### Goal of the exercise
Reproduce the records below exactly as they appear.

### Input material ###

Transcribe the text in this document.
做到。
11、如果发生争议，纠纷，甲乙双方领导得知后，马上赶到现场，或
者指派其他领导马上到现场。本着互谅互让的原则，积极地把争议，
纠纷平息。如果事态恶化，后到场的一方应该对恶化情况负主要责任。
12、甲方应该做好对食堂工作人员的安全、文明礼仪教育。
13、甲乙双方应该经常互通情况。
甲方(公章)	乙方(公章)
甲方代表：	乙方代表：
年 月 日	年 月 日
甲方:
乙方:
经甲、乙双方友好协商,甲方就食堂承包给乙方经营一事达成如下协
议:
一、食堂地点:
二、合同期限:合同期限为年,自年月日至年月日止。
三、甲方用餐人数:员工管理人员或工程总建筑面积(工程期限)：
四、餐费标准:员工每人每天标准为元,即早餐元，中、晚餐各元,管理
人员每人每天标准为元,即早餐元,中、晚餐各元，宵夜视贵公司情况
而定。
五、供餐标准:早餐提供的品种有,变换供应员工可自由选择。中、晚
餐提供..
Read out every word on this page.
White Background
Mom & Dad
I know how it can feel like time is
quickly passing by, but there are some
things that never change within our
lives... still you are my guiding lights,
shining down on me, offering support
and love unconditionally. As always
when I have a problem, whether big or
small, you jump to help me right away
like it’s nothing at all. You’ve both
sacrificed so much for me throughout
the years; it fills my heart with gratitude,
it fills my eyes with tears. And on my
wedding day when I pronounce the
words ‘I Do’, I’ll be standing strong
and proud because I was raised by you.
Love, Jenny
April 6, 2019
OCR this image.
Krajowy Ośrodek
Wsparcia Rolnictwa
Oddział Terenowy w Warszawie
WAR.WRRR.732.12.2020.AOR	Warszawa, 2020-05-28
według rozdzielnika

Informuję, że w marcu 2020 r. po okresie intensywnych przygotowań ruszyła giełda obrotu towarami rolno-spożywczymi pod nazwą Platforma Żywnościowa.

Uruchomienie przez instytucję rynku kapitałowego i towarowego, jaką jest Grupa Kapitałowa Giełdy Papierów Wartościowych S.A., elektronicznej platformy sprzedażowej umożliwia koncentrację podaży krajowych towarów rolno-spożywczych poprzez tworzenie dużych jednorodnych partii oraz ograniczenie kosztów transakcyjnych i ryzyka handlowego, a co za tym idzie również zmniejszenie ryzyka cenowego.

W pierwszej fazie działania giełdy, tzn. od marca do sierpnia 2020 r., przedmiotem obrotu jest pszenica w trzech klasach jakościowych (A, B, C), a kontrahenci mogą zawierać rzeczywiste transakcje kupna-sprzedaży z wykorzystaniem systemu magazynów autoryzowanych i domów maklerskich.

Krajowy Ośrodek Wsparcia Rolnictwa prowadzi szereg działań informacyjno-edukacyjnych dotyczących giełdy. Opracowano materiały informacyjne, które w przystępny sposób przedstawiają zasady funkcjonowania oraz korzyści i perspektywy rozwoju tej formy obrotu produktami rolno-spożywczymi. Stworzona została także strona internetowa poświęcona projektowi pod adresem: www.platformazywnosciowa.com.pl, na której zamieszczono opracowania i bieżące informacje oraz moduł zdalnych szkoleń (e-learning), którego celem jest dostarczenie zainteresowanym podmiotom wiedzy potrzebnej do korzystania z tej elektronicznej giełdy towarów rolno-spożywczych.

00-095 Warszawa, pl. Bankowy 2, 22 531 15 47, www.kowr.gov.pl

###

### Final result
Transcribe the text in this document.
做到。
11、如果发生争议，纠纷，甲乙双方领导得知后，马上赶到现场，或
者指派其他领导马上到现场。本着互谅互让的原则，积极地把争议，
纠纷平息。如果事态恶化，后到场的一方应该对恶化情况负主要责任。
12、甲方应该做好对食堂工作人员的安全、文明礼仪教育。
13、甲乙双方应该经常互通情况。
甲方(公章)	乙方(公章)
甲方代表：	乙方代表：
年 月 日	年 月 日
甲方:
乙方:
经甲、乙双方友好协商,甲方就食堂承包给乙方经营一事达成如下协
议:
一、食堂地点:
二、合同期限:合同期限为年,自年月日至年月日止。
三、甲方用餐人数:员工管理人员或工程总建筑面积(工程期限)：
四、餐费标准:员工每人每天标准为元,即早餐元，中、晚餐各元,管理
人员每人每天标准为元,即早餐元,中、晚餐各元，宵夜视贵公司情况
而定。
五、供餐标准:早餐提供的品种有,变换供应员工可自由选择。中、晚
餐提供..
Read out every word on this page.
White Background
Mom & Dad
I know how it can feel like time is
quickly passing by, but there are some
things that never change within our
lives... still you are my guiding lights,
shining down on me, offering support
and love unconditionally. As always
when I have a problem, whether big or
small, you jump to help me right away
like it’s nothing at all. You’ve both
sacrificed so much for me throughout
the years; it fills my heart with gratitude,
it fills my eyes with tears. And on my
wedding day when I pronounce the
words ‘I Do’, I’ll be standing strong
and proud because I was raised by you.
Love, Jenny
April 6, 2019
OCR this image.
Krajowy Ośrodek
Wsparcia Rolnictwa
Oddział Terenowy w Warszawie
WAR.WRRR.732.12.2020.AOR	Warszawa, 2020-05-28
według rozdzielnika

Informuję, że w marcu 2020 r. po okresie intensywnych przygotowań ruszyła giełda obrotu towarami rolno-spożywczymi pod nazwą Platforma Żywnościowa.

Uruchomienie przez instytucję rynku kapitałowego i towarowego, jaką jest Grupa Kapitałowa Giełdy Papierów Wartościowych S.A., elektronicznej platformy sprzedażowej umożliwia koncentrację podaży krajowych towarów rolno-spożywczych poprzez tworzenie dużych jednorodnych partii oraz ograniczenie kosztów transakcyjnych i ryzyka handlowego, a co za tym idzie również zmniejszenie ryzyka cenowego.

W pierwszej fazie działania giełdy, tzn. od marca do sierpnia 2020 r., przedmiotem obrotu jest pszenica w trzech klasach jakościowych (A, B, C), a kontrahenci mogą zawierać rzeczywiste transakcje kupna-sprzedaży z wykorzystaniem systemu magazynów autoryzowanych i domów maklerskich.

Krajowy Ośrodek Wsparcia Rolnictwa prowadzi szereg działań informacyjno-edukacyjnych dotyczących giełdy. Opracowano materiały informacyjne, które w przystępny sposób przedstawiają zasady funkcjonowania oraz korzyści i perspektywy rozwoju tej formy obrotu produktami rolno-spożywczymi. Stworzona została także strona internetowa poświęcona projektowi pod adresem: www.platformazywnosciowa.com.pl, na której zamieszczono opracowania i bieżące informacje oraz moduł zdalnych szkoleń (e-learning), którego celem jest dostarczenie zainteresowanym podmiotom wiedzy potrzebnej do korzystania z tej elektronicznej giełdy towarów rolno-spożywczych.

00-095 Warszawa, pl. Bankowy 2, 22 531 15 47, www.kowr.gov.pl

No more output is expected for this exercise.